ZU BEARBEITENDE AUFGABEN
a) Gib aus dem Text über Druckentlastung an Fuß und Schuh den Abschnitt wortgetreu wieder, der bei "Aber Vorsicht: all" beginnt und bis einschließlich "sonst gut ist." geht.
b) Was sollte man laut dem Text über Druckentlastung an Fuß und Schuh bei wirklich zu engen Schuhen tun?

VORLIEGENDER TEXT
*****
Druckentlastung an Fuß und Schuh
Beim Wandern, Bergsteigen, Joggen, Klettern, Langlauf etc. treten immer Druck- und Reibekräfte vom Schuh auf den Fuß auf. Mit zunehmender Fußwärme und -feuchte wird die Haut empfindlicher, und anfälliger für Schädigungen durch diese Belastung. Stundenlange einseitige Beanspruchung (Hüttenanstieg, Gipfelabstieg) tut ihres dazu.
Unterwegs läßt sich da nur mit einem wohlsortierten Notfallset Linderung erzielen. Blasenpflaster ist wohl am bekanntesten. Ein weiteres, fast schon Allround-Mittel sind selbstklebende Polster- und Filzringe. Sie werden als Ballen- oder Hühneraugenentlastung in verschiedenen Größen von rund bis oval angeboten. Mit der vollständigen Aussparung entlasten sie Druckstellen von Schuh und Schnürung auf allen knöchernen Erhebungen genauso, wie offene Blasen oder Wundstellen (hier anschließend mit einem Pflaster abdecken), Warzen und Hühneraugen. Auch Druckstellen des Rucksacktragesystems auf das Schlüsselbein habe ich damit schon erträglich gehalten. Diese Polster und Filze erhält man gelegentlich auch als Plattenmaterial, aus denen sich größere Abdeckungen (etwa eine Polsterlasche) oder individuelle Entlastungsringe schneiden lassen.
Ein anderes Hilfsmittel ist die Zehenkappe aus Polstermaterial. Sie entlastet blau angelaufene Zehennägel, Nagelbettentzündungen und Zehenkuppen, wenn sich der Nagel gerade verabschiedet hat. Sie kann auch ein Abstandhalter sein, wenn es Probleme zwischen den Zehen gibt. Spitzenbelastungen bei Hammer- oder Krallenzehen lassen sich damit ebenfalls mildern.
Aber Vorsicht: all diese Aufbauten brauchen einen gewissen Platz. Wirklich zu engen Schuhen kommt man damit nicht bei. In dem Fall sollte der Schuh geweitet werden, evtl. punktgenau an der Problemstelle, wenn die Schuhform sonst gut ist.
*****
Daten zur Analyse des Seitenlayouts
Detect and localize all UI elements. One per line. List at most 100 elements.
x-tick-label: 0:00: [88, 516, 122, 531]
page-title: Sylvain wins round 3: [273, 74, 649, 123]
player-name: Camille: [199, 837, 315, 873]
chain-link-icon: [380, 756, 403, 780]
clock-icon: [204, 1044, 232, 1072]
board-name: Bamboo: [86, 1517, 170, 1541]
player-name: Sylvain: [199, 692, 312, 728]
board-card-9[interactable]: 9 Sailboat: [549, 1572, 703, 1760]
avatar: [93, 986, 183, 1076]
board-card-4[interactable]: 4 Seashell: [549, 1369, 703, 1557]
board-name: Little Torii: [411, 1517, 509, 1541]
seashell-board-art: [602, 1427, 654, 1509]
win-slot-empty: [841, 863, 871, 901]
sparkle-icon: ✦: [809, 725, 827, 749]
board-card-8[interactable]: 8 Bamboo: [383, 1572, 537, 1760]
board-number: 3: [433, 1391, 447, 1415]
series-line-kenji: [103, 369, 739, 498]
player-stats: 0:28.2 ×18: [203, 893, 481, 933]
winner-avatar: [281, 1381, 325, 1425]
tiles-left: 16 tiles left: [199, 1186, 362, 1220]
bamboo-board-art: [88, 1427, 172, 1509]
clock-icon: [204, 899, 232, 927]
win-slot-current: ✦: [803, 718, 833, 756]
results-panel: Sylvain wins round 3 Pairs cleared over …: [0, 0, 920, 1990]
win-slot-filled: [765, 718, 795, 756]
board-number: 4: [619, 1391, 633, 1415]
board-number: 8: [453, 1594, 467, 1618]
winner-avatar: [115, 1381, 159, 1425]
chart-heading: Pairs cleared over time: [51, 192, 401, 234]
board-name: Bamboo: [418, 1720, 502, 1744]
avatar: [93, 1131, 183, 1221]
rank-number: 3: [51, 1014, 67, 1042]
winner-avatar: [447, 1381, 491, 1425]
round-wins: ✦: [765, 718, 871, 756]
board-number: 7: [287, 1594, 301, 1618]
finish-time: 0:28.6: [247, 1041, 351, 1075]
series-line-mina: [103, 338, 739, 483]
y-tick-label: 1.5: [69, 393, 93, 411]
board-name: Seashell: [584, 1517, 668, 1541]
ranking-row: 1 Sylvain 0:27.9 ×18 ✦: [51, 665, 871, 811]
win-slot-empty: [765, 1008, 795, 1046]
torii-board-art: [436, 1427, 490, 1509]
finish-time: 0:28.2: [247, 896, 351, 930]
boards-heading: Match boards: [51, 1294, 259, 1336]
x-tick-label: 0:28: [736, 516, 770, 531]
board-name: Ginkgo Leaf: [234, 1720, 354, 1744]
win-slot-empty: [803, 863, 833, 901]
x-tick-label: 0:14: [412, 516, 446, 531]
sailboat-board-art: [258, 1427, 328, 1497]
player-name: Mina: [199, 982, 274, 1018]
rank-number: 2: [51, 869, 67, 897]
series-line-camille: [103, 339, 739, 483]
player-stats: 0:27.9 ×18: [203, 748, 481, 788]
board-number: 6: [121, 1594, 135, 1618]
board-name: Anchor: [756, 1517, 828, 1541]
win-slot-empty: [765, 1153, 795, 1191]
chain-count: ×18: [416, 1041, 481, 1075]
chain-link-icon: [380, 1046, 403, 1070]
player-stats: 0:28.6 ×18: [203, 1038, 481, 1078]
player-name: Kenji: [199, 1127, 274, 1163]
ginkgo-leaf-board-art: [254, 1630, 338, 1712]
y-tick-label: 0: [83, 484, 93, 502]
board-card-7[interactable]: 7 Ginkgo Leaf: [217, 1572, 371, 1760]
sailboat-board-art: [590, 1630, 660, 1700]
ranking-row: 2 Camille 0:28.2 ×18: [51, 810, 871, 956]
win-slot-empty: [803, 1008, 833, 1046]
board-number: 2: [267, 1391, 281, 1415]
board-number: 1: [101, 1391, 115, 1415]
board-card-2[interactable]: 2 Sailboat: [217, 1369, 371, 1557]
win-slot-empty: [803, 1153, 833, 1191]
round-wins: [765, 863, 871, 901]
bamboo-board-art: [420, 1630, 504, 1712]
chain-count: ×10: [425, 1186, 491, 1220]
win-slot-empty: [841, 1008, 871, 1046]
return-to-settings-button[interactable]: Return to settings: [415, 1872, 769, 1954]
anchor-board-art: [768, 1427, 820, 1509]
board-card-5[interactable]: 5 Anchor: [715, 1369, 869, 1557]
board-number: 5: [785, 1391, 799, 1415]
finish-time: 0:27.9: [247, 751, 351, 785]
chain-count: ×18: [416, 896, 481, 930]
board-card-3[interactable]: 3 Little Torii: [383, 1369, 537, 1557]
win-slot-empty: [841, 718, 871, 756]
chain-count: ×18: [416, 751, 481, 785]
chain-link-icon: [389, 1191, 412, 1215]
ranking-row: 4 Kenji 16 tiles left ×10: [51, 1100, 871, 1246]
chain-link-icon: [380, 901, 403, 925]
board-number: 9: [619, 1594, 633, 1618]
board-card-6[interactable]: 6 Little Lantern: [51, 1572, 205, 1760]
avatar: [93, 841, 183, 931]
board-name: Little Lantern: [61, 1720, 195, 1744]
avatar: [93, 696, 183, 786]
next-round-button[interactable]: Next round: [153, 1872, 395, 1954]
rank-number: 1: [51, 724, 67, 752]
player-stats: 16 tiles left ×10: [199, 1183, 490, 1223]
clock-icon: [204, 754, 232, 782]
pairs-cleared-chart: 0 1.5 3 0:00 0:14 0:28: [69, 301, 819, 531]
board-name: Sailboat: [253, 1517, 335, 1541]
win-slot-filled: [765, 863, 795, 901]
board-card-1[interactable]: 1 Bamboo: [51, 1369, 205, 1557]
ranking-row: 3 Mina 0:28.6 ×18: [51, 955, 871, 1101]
*****
LÖSUNGEN DER AUFGABEN
a)
Aber Vorsicht: all diese Aufbauten brauchen einen gewissen Platz. Wirklich zu engen Schuhen kommt man damit nicht bei. In dem Fall sollte der Schuh geweitet werden, evtl. punktgenau an der Problemstelle, wenn die Schuhform sonst gut ist.

b) Den Schuh weiten, eventuell punktgenau an der Problemstelle, wenn die Schuhform sonst gut ist.